AIM OF THE EXERCISE: The data below needs to be returned exactly, line for line.

MATERIAL FOR THE TASK:
*****
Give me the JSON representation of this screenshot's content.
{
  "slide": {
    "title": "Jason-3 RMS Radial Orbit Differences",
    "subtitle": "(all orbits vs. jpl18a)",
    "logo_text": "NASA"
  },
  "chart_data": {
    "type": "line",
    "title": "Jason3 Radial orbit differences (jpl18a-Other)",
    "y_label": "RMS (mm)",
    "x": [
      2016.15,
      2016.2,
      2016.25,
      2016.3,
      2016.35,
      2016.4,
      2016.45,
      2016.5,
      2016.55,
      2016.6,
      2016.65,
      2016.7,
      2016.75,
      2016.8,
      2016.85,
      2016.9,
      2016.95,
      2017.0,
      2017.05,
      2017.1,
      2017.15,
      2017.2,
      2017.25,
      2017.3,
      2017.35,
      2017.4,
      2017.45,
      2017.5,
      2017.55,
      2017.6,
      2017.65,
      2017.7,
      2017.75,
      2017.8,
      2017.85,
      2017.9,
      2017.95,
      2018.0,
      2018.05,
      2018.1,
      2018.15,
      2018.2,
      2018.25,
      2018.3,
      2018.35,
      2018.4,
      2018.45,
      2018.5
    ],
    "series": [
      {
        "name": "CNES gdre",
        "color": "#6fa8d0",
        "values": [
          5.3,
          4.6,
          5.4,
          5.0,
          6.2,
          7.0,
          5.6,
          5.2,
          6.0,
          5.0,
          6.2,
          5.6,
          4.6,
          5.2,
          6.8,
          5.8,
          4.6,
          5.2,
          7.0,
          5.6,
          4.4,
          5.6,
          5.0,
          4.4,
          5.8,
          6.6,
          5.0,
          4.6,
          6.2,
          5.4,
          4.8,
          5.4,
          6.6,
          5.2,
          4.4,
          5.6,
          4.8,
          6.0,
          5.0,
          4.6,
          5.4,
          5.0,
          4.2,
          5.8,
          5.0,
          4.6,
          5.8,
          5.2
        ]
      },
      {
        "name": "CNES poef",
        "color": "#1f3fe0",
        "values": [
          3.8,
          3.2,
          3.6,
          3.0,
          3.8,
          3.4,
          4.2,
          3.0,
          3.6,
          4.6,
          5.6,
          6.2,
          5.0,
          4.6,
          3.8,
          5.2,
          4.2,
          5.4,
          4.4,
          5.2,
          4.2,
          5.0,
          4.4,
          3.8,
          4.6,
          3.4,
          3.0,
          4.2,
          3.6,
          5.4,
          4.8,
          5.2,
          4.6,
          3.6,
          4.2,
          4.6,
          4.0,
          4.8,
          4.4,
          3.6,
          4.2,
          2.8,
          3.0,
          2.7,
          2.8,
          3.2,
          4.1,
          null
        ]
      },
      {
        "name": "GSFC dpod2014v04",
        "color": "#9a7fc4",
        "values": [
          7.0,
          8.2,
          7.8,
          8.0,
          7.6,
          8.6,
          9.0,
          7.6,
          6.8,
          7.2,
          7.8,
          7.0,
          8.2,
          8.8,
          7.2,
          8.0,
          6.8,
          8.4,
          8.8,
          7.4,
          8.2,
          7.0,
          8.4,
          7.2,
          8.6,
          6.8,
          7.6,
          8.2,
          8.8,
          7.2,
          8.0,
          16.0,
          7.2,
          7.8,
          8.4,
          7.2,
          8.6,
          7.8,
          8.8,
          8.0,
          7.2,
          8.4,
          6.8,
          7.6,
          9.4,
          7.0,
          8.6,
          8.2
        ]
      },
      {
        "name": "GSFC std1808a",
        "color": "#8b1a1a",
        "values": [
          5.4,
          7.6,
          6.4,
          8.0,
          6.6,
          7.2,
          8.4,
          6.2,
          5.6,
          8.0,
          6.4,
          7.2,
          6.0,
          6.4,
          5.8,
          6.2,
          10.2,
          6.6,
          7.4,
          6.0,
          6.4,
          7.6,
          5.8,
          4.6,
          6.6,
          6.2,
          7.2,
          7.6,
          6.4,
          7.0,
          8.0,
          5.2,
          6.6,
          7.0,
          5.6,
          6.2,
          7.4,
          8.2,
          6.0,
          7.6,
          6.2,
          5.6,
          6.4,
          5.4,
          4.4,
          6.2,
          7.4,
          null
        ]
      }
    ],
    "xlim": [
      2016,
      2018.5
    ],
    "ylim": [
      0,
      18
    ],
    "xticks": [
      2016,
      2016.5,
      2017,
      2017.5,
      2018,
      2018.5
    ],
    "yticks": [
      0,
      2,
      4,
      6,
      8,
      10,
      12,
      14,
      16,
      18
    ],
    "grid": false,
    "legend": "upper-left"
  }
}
*****
TASK OUTPUT:
Give me the JSON representation of this screenshot's content.
{
  "slide": {
    "title": "Jason-3 RMS Radial Orbit Differences",
    "subtitle": "(all orbits vs. jpl18a)",
    "logo_text": "NASA"
  },
  "chart_data": {
    "type": "line",
    "title": "Jason3 Radial orbit differences (jpl18a-Other)",
    "y_label": "RMS (mm)",
    "x": [
      2016.15,
      2016.2,
      2016.25,
      2016.3,
      2016.35,
      2016.4,
      2016.45,
      2016.5,
      2016.55,
      2016.6,
      2016.65,
      2016.7,
      2016.75,
      2016.8,
      2016.85,
      2016.9,
      2016.95,
      2017.0,
      2017.05,
      2017.1,
      2017.15,
      2017.2,
      2017.25,
      2017.3,
      2017.35,
      2017.4,
      2017.45,
      2017.5,
      2017.55,
      2017.6,
      2017.65,
      2017.7,
      2017.75,
      2017.8,
      2017.85,
      2017.9,
      2017.95,
      2018.0,
      2018.05,
      2018.1,
      2018.15,
      2018.2,
      2018.25,
      2018.3,
      2018.35,
      2018.4,
      2018.45,
      2018.5
    ],
    "series": [
      {
        "name": "CNES gdre",
        "color": "#6fa8d0",
        "values": [
          5.3,
          4.6,
          5.4,
          5.0,
          6.2,
          7.0,
          5.6,
          5.2,
          6.0,
          5.0,
          6.2,
          5.6,
          4.6,
          5.2,
          6.8,
          5.8,
          4.6,
          5.2,
          7.0,
          5.6,
          4.4,
          5.6,
          5.0,
          4.4,
          5.8,
          6.6,
          5.0,
          4.6,
          6.2,
          5.4,
          4.8,
          5.4,
          6.6,
          5.2,
          4.4,
          5.6,
          4.8,
          6.0,
          5.0,
          4.6,
          5.4,
          5.0,
          4.2,
          5.8,
          5.0,
          4.6,
          5.8,
          5.2
        ]
      },
      {
        "name": "CNES poef",
        "color": "#1f3fe0",
        "values": [
          3.8,
          3.2,
          3.6,
          3.0,
          3.8,
          3.4,
          4.2,
          3.0,
          3.6,
          4.6,
          5.6,
          6.2,
          5.0,
          4.6,
          3.8,
          5.2,
          4.2,
          5.4,
          4.4,
          5.2,
          4.2,
          5.0,
          4.4,
          3.8,
          4.6,
          3.4,
          3.0,
          4.2,
          3.6,
          5.4,
          4.8,
          5.2,
          4.6,
          3.6,
          4.2,
          4.6,
          4.0,
          4.8,
          4.4,
          3.6,
          4.2,
          2.8,
          3.0,
          2.7,
          2.8,
          3.2,
          4.1,
          null
        ]
      },
      {
        "name": "GSFC dpod2014v04",
        "color": "#9a7fc4",
        "values": [
          7.0,
          8.2,
          7.8,
          8.0,
          7.6,
          8.6,
          9.0,
          7.6,
          6.8,
          7.2,
          7.8,
          7.0,
          8.2,
          8.8,
          7.2,
          8.0,
          6.8,
          8.4,
          8.8,
          7.4,
          8.2,
          7.0,
          8.4,
          7.2,
          8.6,
          6.8,
          7.6,
          8.2,
          8.8,
          7.2,
          8.0,
          16.0,
          7.2,
          7.8,
          8.4,
          7.2,
          8.6,
          7.8,
          8.8,
          8.0,
          7.2,
          8.4,
          6.8,
          7.6,
          9.4,
          7.0,
          8.6,
          8.2
        ]
      },
      {
        "name": "GSFC std1808a",
        "color": "#8b1a1a",
        "values": [
          5.4,
          7.6,
          6.4,
          8.0,
          6.6,
          7.2,
          8.4,
          6.2,
          5.6,
          8.0,
          6.4,
          7.2,
          6.0,
          6.4,
          5.8,
          6.2,
          10.2,
          6.6,
          7.4,
          6.0,
          6.4,
          7.6,
          5.8,
          4.6,
          6.6,
          6.2,
          7.2,
          7.6,
          6.4,
          7.0,
          8.0,
          5.2,
          6.6,
          7.0,
          5.6,
          6.2,
          7.4,
          8.2,
          6.0,
          7.6,
          6.2,
          5.6,
          6.4,
          5.4,
          4.4,
          6.2,
          7.4,
          null
        ]
      }
    ],
    "xlim": [
      2016,
      2018.5
    ],
    "ylim": [
      0,
      18
    ],
    "xticks": [
      2016,
      2016.5,
      2017,
      2017.5,
      2018,
      2018.5
    ],
    "yticks": [
      0,
      2,
      4,
      6,
      8,
      10,
      12,
      14,
      16,
      18
    ],
    "grid": false,
    "legend": "upper-left"
  }
}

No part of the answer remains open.